Stated goal: Leaving the pictures aside, transcribe every line below exactly.

Material provided:
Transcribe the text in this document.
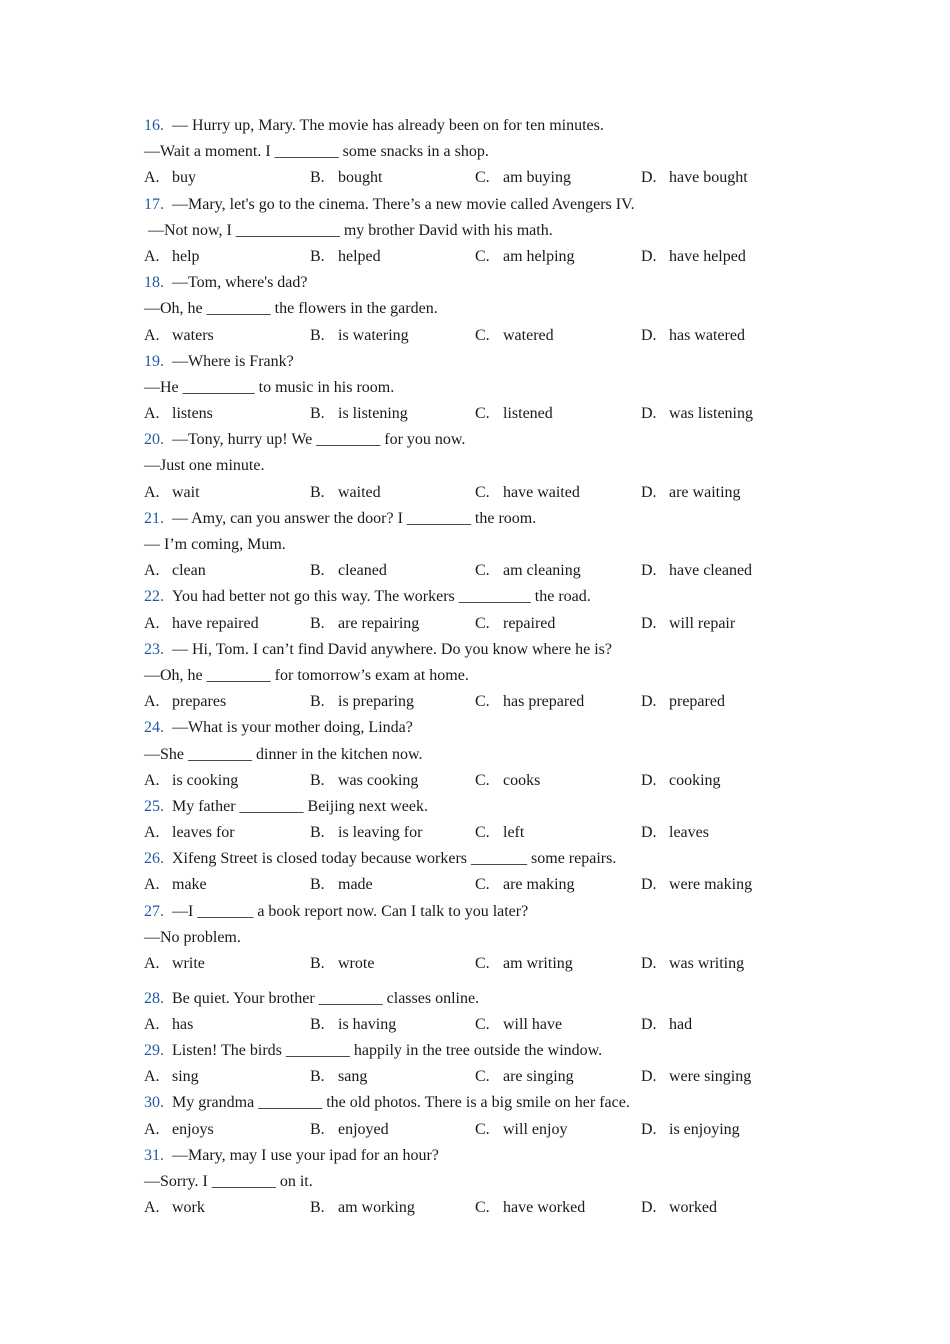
16. — Hurry up, Mary. The movie has already been on for ten minutes.
—Wait a moment. I ________ some snacks in a shop.
A. buy	B. bought	C. am buying	D. have bought
17. —Mary, let's go to the cinema. There’s a new movie called Avengers IV.
—Not now, I _____________ my brother David with his math.
A. help	B. helped	C. am helping	D. have helped
18. —Tom, where's dad?
—Oh, he ________ the flowers in the garden.
A. waters	B. is watering	C. watered	D. has watered
19. —Where is Frank?
—He _________ to music in his room.
A. listens	B. is listening	C. listened	D. was listening
20. —Tony, hurry up! We ________ for you now.
—Just one minute.
A. wait	B. waited	C. have waited	D. are waiting
21. — Amy, can you answer the door? I ________ the room.
— I’m coming, Mum.
A. clean	B. cleaned	C. am cleaning	D. have cleaned
22. You had better not go this way. The workers _________ the road.
A. have repaired	B. are repairing	C. repaired	D. will repair
23. — Hi, Tom. I can’t find David anywhere. Do you know where he is?
—Oh, he ________ for tomorrow’s exam at home.
A. prepares	B. is preparing	C. has prepared	D. prepared
24. —What is your mother doing, Linda?
—She ________ dinner in the kitchen now.
A. is cooking	B. was cooking	C. cooks	D. cooking
25. My father ________ Beijing next week.
A. leaves for	B. is leaving for	C. left	D. leaves
26. Xifeng Street is closed today because workers _______ some repairs.
A. make	B. made	C. are making	D. were making
27. —I _______ a book report now. Can I talk to you later?
—No problem.
A. write	B. wrote	C. am writing	D. was writing
28. Be quiet. Your brother ________ classes online.
A. has	B. is having	C. will have	D. had
29. Listen! The birds ________ happily in the tree outside the window.
A. sing	B. sang	C. are singing	D. were singing
30. My grandma ________ the old photos. There is a big smile on her face.
A. enjoys	B. enjoyed	C. will enjoy	D. is enjoying
31. —Mary, may I use your ipad for an hour?
—Sorry. I ________ on it.
A. work	B. am working	C. have worked	D. worked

Finished answer:
Transcribe the text in this document.
16. — Hurry up, Mary. The movie has already been on for ten minutes.
—Wait a moment. I ________ some snacks in a shop.
A. buy	B. bought	C. am buying	D. have bought
17. —Mary, let's go to the cinema. There’s a new movie called Avengers IV.
—Not now, I _____________ my brother David with his math.
A. help	B. helped	C. am helping	D. have helped
18. —Tom, where's dad?
—Oh, he ________ the flowers in the garden.
A. waters	B. is watering	C. watered	D. has watered
19. —Where is Frank?
—He _________ to music in his room.
A. listens	B. is listening	C. listened	D. was listening
20. —Tony, hurry up! We ________ for you now.
—Just one minute.
A. wait	B. waited	C. have waited	D. are waiting
21. — Amy, can you answer the door? I ________ the room.
— I’m coming, Mum.
A. clean	B. cleaned	C. am cleaning	D. have cleaned
22. You had better not go this way. The workers _________ the road.
A. have repaired	B. are repairing	C. repaired	D. will repair
23. — Hi, Tom. I can’t find David anywhere. Do you know where he is?
—Oh, he ________ for tomorrow’s exam at home.
A. prepares	B. is preparing	C. has prepared	D. prepared
24. —What is your mother doing, Linda?
—She ________ dinner in the kitchen now.
A. is cooking	B. was cooking	C. cooks	D. cooking
25. My father ________ Beijing next week.
A. leaves for	B. is leaving for	C. left	D. leaves
26. Xifeng Street is closed today because workers _______ some repairs.
A. make	B. made	C. are making	D. were making
27. —I _______ a book report now. Can I talk to you later?
—No problem.
A. write	B. wrote	C. am writing	D. was writing
28. Be quiet. Your brother ________ classes online.
A. has	B. is having	C. will have	D. had
29. Listen! The birds ________ happily in the tree outside the window.
A. sing	B. sang	C. are singing	D. were singing
30. My grandma ________ the old photos. There is a big smile on her face.
A. enjoys	B. enjoyed	C. will enjoy	D. is enjoying
31. —Mary, may I use your ipad for an hour?
—Sorry. I ________ on it.
A. work	B. am working	C. have worked	D. worked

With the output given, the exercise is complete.